**WORK REQUIRED:**
Extract every line from the records below that contains the word "orientation".
____
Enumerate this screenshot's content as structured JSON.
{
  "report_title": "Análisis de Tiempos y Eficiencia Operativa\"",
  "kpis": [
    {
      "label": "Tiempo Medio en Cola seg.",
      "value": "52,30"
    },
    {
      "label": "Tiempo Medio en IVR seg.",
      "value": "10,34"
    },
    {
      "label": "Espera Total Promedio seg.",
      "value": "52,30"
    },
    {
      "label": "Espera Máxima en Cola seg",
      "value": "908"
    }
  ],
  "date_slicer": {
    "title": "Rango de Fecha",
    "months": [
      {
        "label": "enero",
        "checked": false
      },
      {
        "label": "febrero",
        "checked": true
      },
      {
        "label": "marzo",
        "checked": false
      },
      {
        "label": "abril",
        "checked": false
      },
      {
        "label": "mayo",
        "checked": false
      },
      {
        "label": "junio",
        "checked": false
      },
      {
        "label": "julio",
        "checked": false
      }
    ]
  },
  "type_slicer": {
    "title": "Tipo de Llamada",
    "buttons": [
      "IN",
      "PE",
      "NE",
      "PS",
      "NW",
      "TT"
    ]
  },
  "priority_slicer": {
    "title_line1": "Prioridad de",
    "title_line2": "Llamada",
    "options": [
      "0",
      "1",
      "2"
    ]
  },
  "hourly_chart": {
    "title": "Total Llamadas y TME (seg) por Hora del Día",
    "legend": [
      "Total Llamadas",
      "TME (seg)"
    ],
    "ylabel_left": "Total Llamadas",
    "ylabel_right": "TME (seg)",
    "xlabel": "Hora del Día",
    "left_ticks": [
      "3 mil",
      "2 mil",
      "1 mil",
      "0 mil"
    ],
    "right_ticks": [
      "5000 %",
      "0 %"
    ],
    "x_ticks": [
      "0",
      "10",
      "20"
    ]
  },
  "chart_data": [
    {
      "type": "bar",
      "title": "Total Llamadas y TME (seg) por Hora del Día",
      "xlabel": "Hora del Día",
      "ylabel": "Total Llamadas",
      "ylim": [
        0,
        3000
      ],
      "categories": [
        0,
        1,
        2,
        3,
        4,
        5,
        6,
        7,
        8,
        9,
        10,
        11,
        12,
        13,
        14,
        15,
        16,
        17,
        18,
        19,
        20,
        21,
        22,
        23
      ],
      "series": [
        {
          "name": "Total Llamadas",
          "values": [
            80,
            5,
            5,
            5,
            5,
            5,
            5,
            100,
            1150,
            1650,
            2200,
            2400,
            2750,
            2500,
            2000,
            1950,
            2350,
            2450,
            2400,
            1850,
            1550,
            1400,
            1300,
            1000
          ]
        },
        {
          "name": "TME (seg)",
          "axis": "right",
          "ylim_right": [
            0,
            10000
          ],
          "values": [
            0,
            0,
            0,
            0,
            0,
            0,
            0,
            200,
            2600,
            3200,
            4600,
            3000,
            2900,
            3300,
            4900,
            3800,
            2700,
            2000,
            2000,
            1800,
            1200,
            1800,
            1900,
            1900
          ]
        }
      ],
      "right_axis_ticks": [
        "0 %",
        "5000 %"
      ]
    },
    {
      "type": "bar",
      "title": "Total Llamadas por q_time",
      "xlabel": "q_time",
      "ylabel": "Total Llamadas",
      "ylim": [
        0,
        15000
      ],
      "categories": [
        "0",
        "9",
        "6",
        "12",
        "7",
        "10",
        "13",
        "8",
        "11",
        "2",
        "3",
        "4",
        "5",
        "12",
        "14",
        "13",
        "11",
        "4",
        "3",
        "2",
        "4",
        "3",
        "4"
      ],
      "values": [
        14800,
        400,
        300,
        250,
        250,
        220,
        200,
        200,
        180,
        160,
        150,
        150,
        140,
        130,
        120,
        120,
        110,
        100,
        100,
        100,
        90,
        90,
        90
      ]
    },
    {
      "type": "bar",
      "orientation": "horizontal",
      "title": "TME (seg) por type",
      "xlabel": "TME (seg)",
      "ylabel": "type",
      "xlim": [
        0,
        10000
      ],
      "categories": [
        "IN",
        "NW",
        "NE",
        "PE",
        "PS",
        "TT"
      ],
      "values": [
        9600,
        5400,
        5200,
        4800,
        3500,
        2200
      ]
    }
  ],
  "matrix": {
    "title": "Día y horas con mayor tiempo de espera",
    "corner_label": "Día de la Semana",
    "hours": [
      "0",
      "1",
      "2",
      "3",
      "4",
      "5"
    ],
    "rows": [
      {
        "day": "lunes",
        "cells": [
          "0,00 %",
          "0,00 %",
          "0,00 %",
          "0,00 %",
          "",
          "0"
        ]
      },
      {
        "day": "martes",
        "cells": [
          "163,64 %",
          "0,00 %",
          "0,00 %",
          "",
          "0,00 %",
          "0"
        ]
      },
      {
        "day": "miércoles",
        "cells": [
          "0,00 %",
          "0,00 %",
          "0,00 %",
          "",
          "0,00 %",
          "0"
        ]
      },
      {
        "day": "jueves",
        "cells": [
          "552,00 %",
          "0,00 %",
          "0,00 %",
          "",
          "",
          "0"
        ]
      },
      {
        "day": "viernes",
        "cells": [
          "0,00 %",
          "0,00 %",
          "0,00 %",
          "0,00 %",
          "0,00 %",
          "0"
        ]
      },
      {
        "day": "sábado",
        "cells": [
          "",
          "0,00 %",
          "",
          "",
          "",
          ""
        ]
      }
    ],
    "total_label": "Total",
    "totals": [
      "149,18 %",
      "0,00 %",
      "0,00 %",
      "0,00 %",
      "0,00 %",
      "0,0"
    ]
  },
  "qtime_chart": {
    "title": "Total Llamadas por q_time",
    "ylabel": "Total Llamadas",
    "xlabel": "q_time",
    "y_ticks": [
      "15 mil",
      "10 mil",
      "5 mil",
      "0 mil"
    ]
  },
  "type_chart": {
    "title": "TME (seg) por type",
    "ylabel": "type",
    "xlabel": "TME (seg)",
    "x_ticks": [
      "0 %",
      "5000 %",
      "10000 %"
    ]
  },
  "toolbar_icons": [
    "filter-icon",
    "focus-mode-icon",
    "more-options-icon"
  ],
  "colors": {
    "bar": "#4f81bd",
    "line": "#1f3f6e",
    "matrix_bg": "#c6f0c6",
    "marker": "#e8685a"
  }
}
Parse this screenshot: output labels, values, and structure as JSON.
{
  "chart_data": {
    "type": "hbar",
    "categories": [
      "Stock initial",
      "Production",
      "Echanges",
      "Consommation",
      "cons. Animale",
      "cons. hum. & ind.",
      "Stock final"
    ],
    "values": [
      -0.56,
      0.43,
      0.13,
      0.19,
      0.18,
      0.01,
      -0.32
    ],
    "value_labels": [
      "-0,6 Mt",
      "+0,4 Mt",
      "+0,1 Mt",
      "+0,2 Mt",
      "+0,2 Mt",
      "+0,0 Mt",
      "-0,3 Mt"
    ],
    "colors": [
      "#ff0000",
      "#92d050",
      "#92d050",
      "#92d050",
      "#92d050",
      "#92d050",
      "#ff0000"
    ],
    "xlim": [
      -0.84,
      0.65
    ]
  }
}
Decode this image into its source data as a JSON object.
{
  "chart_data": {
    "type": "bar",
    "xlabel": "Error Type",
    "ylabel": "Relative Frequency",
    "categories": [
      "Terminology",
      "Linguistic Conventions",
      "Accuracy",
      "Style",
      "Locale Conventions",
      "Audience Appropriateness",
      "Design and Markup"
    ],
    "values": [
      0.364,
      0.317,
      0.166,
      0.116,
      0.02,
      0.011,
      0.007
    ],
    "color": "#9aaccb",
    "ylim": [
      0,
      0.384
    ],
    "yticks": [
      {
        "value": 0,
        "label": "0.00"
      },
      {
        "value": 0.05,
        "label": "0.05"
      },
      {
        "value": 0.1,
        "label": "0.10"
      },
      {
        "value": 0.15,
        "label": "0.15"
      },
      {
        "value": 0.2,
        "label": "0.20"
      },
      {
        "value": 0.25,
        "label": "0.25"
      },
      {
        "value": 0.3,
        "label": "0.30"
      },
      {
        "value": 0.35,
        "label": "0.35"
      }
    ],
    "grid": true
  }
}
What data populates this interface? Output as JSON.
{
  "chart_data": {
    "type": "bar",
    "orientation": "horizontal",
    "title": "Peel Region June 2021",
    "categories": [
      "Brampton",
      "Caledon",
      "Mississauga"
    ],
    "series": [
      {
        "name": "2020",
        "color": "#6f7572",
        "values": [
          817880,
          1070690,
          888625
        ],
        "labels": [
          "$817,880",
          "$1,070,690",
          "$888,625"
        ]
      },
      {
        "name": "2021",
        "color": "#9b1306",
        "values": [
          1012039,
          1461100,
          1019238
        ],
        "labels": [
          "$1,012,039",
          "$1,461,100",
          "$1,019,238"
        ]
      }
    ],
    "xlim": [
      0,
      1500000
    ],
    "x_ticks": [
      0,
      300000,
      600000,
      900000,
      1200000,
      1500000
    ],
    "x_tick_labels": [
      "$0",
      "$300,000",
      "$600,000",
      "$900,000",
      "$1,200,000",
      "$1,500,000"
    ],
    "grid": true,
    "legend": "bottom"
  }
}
____
**EXERCISE ANSWER:**
      "orientation": "horizontal",
    "orientation": "horizontal",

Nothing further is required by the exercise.